• _Task statement_:
Could you restate all of the records exactly, leaving out the pictures?

══ The input ══

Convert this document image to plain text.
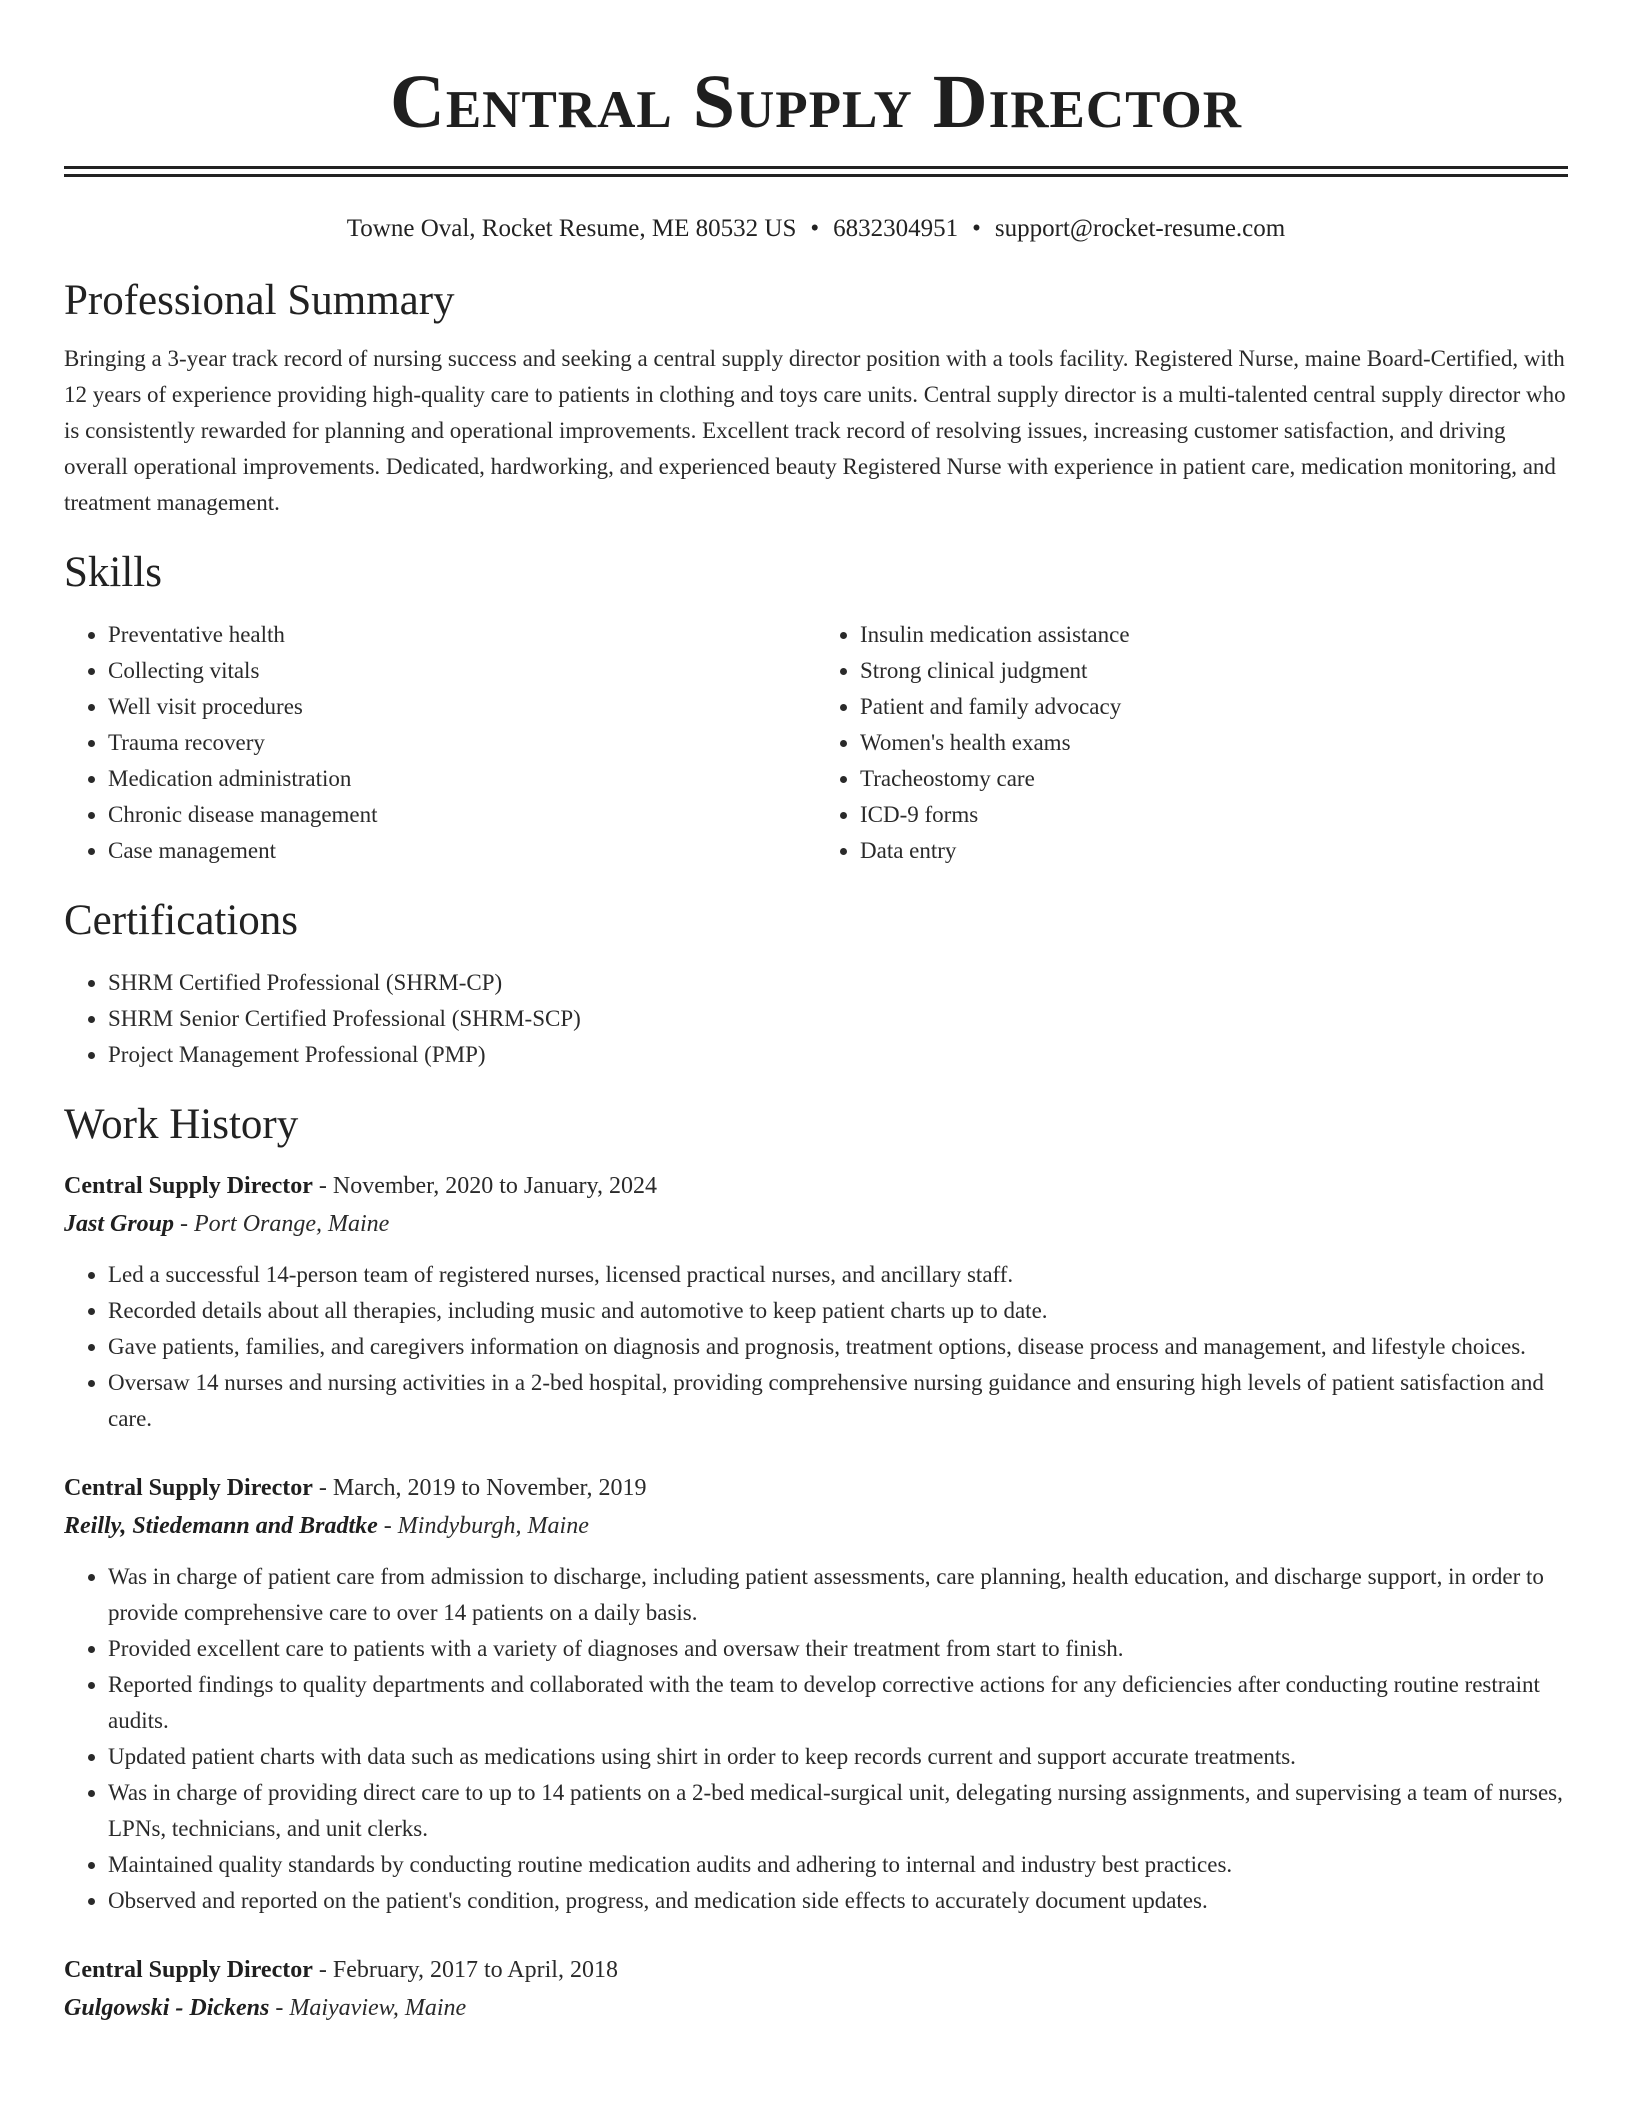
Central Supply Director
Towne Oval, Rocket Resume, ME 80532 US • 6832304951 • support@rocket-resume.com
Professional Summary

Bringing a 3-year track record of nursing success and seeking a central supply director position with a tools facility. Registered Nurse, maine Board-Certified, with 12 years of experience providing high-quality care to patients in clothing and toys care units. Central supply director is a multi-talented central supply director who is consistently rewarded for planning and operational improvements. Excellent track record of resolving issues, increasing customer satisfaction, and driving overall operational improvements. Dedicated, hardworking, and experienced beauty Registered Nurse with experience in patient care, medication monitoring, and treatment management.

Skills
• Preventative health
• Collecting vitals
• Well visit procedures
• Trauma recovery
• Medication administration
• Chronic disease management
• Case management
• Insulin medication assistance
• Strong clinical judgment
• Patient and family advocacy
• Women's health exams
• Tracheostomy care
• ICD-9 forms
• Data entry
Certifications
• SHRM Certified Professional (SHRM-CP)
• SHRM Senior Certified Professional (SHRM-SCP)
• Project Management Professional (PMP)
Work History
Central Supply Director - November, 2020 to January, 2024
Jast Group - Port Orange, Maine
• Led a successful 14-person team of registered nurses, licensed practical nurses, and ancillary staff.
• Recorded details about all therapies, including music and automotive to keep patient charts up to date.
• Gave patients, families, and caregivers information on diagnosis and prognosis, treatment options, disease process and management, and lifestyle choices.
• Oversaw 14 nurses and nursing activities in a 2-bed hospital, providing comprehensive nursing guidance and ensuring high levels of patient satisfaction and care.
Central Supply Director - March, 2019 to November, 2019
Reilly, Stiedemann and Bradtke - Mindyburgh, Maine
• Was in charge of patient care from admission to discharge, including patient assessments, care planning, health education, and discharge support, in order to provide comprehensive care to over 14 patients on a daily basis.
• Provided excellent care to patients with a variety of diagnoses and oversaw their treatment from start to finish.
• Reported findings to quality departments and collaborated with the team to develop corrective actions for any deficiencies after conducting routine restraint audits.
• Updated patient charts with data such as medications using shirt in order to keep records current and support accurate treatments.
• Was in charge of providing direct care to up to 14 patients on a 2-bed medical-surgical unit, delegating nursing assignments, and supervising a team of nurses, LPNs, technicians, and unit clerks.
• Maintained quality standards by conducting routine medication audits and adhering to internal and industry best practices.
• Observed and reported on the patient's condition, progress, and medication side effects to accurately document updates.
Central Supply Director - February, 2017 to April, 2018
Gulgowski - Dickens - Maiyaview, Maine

═══

• _Output for this task_:
Convert this document image to plain text.
Central Supply Director
Towne Oval, Rocket Resume, ME 80532 US • 6832304951 • support@rocket-resume.com
Professional Summary

Bringing a 3-year track record of nursing success and seeking a central supply director position with a tools facility. Registered Nurse, maine Board-Certified, with 12 years of experience providing high-quality care to patients in clothing and toys care units. Central supply director is a multi-talented central supply director who is consistently rewarded for planning and operational improvements. Excellent track record of resolving issues, increasing customer satisfaction, and driving overall operational improvements. Dedicated, hardworking, and experienced beauty Registered Nurse with experience in patient care, medication monitoring, and treatment management.

Skills
• Preventative health
• Collecting vitals
• Well visit procedures
• Trauma recovery
• Medication administration
• Chronic disease management
• Case management
• Insulin medication assistance
• Strong clinical judgment
• Patient and family advocacy
• Women's health exams
• Tracheostomy care
• ICD-9 forms
• Data entry
Certifications
• SHRM Certified Professional (SHRM-CP)
• SHRM Senior Certified Professional (SHRM-SCP)
• Project Management Professional (PMP)
Work History
Central Supply Director - November, 2020 to January, 2024
Jast Group - Port Orange, Maine
• Led a successful 14-person team of registered nurses, licensed practical nurses, and ancillary staff.
• Recorded details about all therapies, including music and automotive to keep patient charts up to date.
• Gave patients, families, and caregivers information on diagnosis and prognosis, treatment options, disease process and management, and lifestyle choices.
• Oversaw 14 nurses and nursing activities in a 2-bed hospital, providing comprehensive nursing guidance and ensuring high levels of patient satisfaction and care.
Central Supply Director - March, 2019 to November, 2019
Reilly, Stiedemann and Bradtke - Mindyburgh, Maine
• Was in charge of patient care from admission to discharge, including patient assessments, care planning, health education, and discharge support, in order to provide comprehensive care to over 14 patients on a daily basis.
• Provided excellent care to patients with a variety of diagnoses and oversaw their treatment from start to finish.
• Reported findings to quality departments and collaborated with the team to develop corrective actions for any deficiencies after conducting routine restraint audits.
• Updated patient charts with data such as medications using shirt in order to keep records current and support accurate treatments.
• Was in charge of providing direct care to up to 14 patients on a 2-bed medical-surgical unit, delegating nursing assignments, and supervising a team of nurses, LPNs, technicians, and unit clerks.
• Maintained quality standards by conducting routine medication audits and adhering to internal and industry best practices.
• Observed and reported on the patient's condition, progress, and medication side effects to accurately document updates.
Central Supply Director - February, 2017 to April, 2018
Gulgowski - Dickens - Maiyaview, Maine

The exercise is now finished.